_Material supplied_.

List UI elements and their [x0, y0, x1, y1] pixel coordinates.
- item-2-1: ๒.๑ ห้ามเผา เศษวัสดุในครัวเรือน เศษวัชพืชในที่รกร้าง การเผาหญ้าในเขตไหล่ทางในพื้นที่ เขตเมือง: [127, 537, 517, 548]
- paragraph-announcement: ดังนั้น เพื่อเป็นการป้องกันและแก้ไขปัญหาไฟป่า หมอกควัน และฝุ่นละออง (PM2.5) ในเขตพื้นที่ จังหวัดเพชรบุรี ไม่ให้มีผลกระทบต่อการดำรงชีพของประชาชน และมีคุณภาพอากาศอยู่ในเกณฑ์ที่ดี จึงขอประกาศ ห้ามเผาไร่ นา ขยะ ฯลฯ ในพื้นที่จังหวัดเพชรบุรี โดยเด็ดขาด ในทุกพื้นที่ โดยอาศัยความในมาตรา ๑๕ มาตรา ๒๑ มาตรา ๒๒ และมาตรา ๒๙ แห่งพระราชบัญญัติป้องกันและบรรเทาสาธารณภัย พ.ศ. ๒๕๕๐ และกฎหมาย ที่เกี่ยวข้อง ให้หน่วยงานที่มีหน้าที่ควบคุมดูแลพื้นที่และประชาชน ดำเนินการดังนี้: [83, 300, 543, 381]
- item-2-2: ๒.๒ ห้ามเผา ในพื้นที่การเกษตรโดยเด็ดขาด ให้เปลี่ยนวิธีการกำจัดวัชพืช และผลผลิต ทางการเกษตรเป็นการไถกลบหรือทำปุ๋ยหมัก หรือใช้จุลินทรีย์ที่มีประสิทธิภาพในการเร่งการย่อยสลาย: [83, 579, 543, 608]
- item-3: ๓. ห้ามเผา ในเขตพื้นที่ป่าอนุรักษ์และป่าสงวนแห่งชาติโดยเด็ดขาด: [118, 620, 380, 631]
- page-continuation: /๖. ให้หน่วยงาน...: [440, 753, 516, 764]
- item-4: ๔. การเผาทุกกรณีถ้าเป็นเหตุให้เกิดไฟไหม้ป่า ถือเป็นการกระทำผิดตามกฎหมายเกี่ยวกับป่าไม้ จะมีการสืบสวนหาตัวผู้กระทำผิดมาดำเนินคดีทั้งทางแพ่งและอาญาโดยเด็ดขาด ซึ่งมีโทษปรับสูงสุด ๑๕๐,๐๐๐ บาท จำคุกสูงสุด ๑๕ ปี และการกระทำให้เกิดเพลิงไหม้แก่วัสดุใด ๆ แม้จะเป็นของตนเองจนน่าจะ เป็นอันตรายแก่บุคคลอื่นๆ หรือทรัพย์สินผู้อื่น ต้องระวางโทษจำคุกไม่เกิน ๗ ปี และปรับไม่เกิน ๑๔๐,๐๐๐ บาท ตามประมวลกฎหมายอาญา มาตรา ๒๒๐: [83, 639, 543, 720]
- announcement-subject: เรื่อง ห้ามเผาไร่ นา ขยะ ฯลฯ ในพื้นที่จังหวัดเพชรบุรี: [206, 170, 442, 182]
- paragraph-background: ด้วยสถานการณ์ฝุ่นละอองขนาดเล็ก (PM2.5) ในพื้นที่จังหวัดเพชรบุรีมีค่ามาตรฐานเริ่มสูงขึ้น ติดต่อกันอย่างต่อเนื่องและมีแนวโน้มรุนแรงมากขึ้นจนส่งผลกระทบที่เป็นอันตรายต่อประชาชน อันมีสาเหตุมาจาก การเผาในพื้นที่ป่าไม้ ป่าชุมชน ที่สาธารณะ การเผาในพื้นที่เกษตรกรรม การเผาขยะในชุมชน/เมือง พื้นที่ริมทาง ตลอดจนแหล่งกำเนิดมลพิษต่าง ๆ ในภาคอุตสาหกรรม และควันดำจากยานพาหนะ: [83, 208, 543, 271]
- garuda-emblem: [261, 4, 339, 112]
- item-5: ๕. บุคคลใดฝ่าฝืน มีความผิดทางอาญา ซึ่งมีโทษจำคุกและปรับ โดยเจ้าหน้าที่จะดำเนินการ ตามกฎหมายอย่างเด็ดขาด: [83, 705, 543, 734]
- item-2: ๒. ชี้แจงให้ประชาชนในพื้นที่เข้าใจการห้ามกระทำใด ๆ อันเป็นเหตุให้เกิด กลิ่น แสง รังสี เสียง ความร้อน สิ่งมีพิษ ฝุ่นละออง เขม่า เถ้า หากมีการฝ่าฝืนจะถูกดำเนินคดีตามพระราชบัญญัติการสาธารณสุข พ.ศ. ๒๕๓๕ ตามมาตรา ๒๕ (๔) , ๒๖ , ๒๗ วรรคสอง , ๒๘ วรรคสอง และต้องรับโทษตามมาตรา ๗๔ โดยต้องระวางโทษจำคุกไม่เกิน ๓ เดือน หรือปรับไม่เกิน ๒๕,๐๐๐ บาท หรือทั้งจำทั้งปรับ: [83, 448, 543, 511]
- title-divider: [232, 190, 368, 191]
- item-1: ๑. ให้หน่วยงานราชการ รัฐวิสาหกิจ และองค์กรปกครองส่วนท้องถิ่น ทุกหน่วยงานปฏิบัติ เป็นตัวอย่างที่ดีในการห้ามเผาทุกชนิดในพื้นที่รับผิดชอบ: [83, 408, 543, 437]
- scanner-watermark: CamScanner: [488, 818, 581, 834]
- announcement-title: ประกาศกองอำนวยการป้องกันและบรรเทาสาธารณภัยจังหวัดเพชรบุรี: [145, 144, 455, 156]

_Problem requirements_.
Please write out all of these lines again, changing each "PM2.5" to "PM 2.5" and keeping everything else the same.

_Reply_.
List UI elements and their [x0, y0, x1, y1] pixel coordinates.
- item-2-1: ๒.๑ ห้ามเผา เศษวัสดุในครัวเรือน เศษวัชพืชในที่รกร้าง การเผาหญ้าในเขตไหล่ทางในพื้นที่ เขตเมือง: [127, 537, 517, 548]
- paragraph-announcement: ดังนั้น เพื่อเป็นการป้องกันและแก้ไขปัญหาไฟป่า หมอกควัน และฝุ่นละออง (PM 2.5) ในเขตพื้นที่ จังหวัดเพชรบุรี ไม่ให้มีผลกระทบต่อการดำรงชีพของประชาชน และมีคุณภาพอากาศอยู่ในเกณฑ์ที่ดี จึงขอประกาศ ห้ามเผาไร่ นา ขยะ ฯลฯ ในพื้นที่จังหวัดเพชรบุรี โดยเด็ดขาด ในทุกพื้นที่ โดยอาศัยความในมาตรา ๑๕ มาตรา ๒๑ มาตรา ๒๒ และมาตรา ๒๙ แห่งพระราชบัญญัติป้องกันและบรรเทาสาธารณภัย พ.ศ. ๒๕๕๐ และกฎหมาย ที่เกี่ยวข้อง ให้หน่วยงานที่มีหน้าที่ควบคุมดูแลพื้นที่และประชาชน ดำเนินการดังนี้: [83, 300, 543, 381]
- item-2-2: ๒.๒ ห้ามเผา ในพื้นที่การเกษตรโดยเด็ดขาด ให้เปลี่ยนวิธีการกำจัดวัชพืช และผลผลิต ทางการเกษตรเป็นการไถกลบหรือทำปุ๋ยหมัก หรือใช้จุลินทรีย์ที่มีประสิทธิภาพในการเร่งการย่อยสลาย: [83, 579, 543, 608]
- item-3: ๓. ห้ามเผา ในเขตพื้นที่ป่าอนุรักษ์และป่าสงวนแห่งชาติโดยเด็ดขาด: [118, 620, 380, 631]
- page-continuation: /๖. ให้หน่วยงาน...: [440, 753, 516, 764]
- item-4: ๔. การเผาทุกกรณีถ้าเป็นเหตุให้เกิดไฟไหม้ป่า ถือเป็นการกระทำผิดตามกฎหมายเกี่ยวกับป่าไม้ จะมีการสืบสวนหาตัวผู้กระทำผิดมาดำเนินคดีทั้งทางแพ่งและอาญาโดยเด็ดขาด ซึ่งมีโทษปรับสูงสุด ๑๕๐,๐๐๐ บาท จำคุกสูงสุด ๑๕ ปี และการกระทำให้เกิดเพลิงไหม้แก่วัสดุใด ๆ แม้จะเป็นของตนเองจนน่าจะ เป็นอันตรายแก่บุคคลอื่นๆ หรือทรัพย์สินผู้อื่น ต้องระวางโทษจำคุกไม่เกิน ๗ ปี และปรับไม่เกิน ๑๔๐,๐๐๐ บาท ตามประมวลกฎหมายอาญา มาตรา ๒๒๐: [83, 639, 543, 720]
- announcement-subject: เรื่อง ห้ามเผาไร่ นา ขยะ ฯลฯ ในพื้นที่จังหวัดเพชรบุรี: [206, 170, 442, 182]
- paragraph-background: ด้วยสถานการณ์ฝุ่นละอองขนาดเล็ก (PM 2.5) ในพื้นที่จังหวัดเพชรบุรีมีค่ามาตรฐานเริ่มสูงขึ้น ติดต่อกันอย่างต่อเนื่องและมีแนวโน้มรุนแรงมากขึ้นจนส่งผลกระทบที่เป็นอันตรายต่อประชาชน อันมีสาเหตุมาจาก การเผาในพื้นที่ป่าไม้ ป่าชุมชน ที่สาธารณะ การเผาในพื้นที่เกษตรกรรม การเผาขยะในชุมชน/เมือง พื้นที่ริมทาง ตลอดจนแหล่งกำเนิดมลพิษต่าง ๆ ในภาคอุตสาหกรรม และควันดำจากยานพาหนะ: [83, 208, 543, 271]
- garuda-emblem: [261, 4, 339, 112]
- item-5: ๕. บุคคลใดฝ่าฝืน มีความผิดทางอาญา ซึ่งมีโทษจำคุกและปรับ โดยเจ้าหน้าที่จะดำเนินการ ตามกฎหมายอย่างเด็ดขาด: [83, 705, 543, 734]
- item-2: ๒. ชี้แจงให้ประชาชนในพื้นที่เข้าใจการห้ามกระทำใด ๆ อันเป็นเหตุให้เกิด กลิ่น แสง รังสี เสียง ความร้อน สิ่งมีพิษ ฝุ่นละออง เขม่า เถ้า หากมีการฝ่าฝืนจะถูกดำเนินคดีตามพระราชบัญญัติการสาธารณสุข พ.ศ. ๒๕๓๕ ตามมาตรา ๒๕ (๔) , ๒๖ , ๒๗ วรรคสอง , ๒๘ วรรคสอง และต้องรับโทษตามมาตรา ๗๔ โดยต้องระวางโทษจำคุกไม่เกิน ๓ เดือน หรือปรับไม่เกิน ๒๕,๐๐๐ บาท หรือทั้งจำทั้งปรับ: [83, 448, 543, 511]
- title-divider: [232, 190, 368, 191]
- item-1: ๑. ให้หน่วยงานราชการ รัฐวิสาหกิจ และองค์กรปกครองส่วนท้องถิ่น ทุกหน่วยงานปฏิบัติ เป็นตัวอย่างที่ดีในการห้ามเผาทุกชนิดในพื้นที่รับผิดชอบ: [83, 408, 543, 437]
- scanner-watermark: CamScanner: [488, 818, 581, 834]
- announcement-title: ประกาศกองอำนวยการป้องกันและบรรเทาสาธารณภัยจังหวัดเพชรบุรี: [145, 144, 455, 156]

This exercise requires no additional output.